* **What this task involves**
Quote the entries in full, character for character, without their images.

--- Dataset excerpts ---

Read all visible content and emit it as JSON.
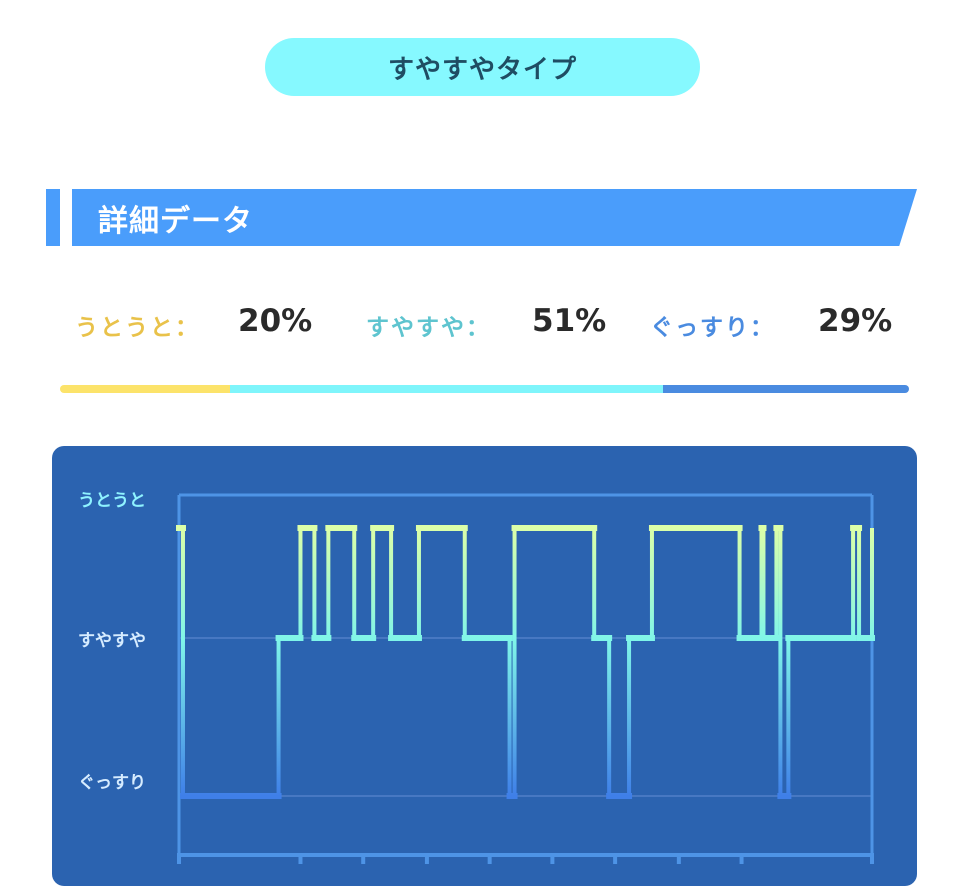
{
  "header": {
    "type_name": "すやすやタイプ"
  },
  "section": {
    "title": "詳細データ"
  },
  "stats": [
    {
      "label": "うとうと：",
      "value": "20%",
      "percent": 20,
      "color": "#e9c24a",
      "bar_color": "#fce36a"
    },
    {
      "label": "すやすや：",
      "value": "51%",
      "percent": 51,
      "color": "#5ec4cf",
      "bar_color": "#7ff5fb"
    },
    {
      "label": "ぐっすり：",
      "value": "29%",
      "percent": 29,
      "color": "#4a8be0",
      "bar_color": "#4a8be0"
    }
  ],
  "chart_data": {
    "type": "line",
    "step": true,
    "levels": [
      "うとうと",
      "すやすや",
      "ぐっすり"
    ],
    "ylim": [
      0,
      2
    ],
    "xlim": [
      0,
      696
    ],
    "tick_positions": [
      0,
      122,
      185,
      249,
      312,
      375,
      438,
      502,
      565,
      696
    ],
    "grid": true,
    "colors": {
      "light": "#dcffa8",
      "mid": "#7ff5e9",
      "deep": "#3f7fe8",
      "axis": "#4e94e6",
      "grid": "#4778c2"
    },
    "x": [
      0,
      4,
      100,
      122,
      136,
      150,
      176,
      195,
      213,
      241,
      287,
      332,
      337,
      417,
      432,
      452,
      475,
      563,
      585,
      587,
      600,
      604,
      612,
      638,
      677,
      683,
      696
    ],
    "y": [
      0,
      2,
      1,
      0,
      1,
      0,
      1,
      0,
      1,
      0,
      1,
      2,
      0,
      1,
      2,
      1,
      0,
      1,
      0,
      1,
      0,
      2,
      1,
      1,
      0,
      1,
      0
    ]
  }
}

---

* **Final result**
Read all visible content and emit it as JSON.
{
  "header": {
    "type_name": "すやすやタイプ"
  },
  "section": {
    "title": "詳細データ"
  },
  "stats": [
    {
      "label": "うとうと：",
      "value": "20%",
      "percent": 20,
      "color": "#e9c24a",
      "bar_color": "#fce36a"
    },
    {
      "label": "すやすや：",
      "value": "51%",
      "percent": 51,
      "color": "#5ec4cf",
      "bar_color": "#7ff5fb"
    },
    {
      "label": "ぐっすり：",
      "value": "29%",
      "percent": 29,
      "color": "#4a8be0",
      "bar_color": "#4a8be0"
    }
  ],
  "chart_data": {
    "type": "line",
    "step": true,
    "levels": [
      "うとうと",
      "すやすや",
      "ぐっすり"
    ],
    "ylim": [
      0,
      2
    ],
    "xlim": [
      0,
      696
    ],
    "tick_positions": [
      0,
      122,
      185,
      249,
      312,
      375,
      438,
      502,
      565,
      696
    ],
    "grid": true,
    "colors": {
      "light": "#dcffa8",
      "mid": "#7ff5e9",
      "deep": "#3f7fe8",
      "axis": "#4e94e6",
      "grid": "#4778c2"
    },
    "x": [
      0,
      4,
      100,
      122,
      136,
      150,
      176,
      195,
      213,
      241,
      287,
      332,
      337,
      417,
      432,
      452,
      475,
      563,
      585,
      587,
      600,
      604,
      612,
      638,
      677,
      683,
      696
    ],
    "y": [
      0,
      2,
      1,
      0,
      1,
      0,
      1,
      0,
      1,
      0,
      1,
      2,
      0,
      1,
      2,
      1,
      0,
      1,
      0,
      1,
      0,
      2,
      1,
      1,
      0,
      1,
      0
    ]
  }
}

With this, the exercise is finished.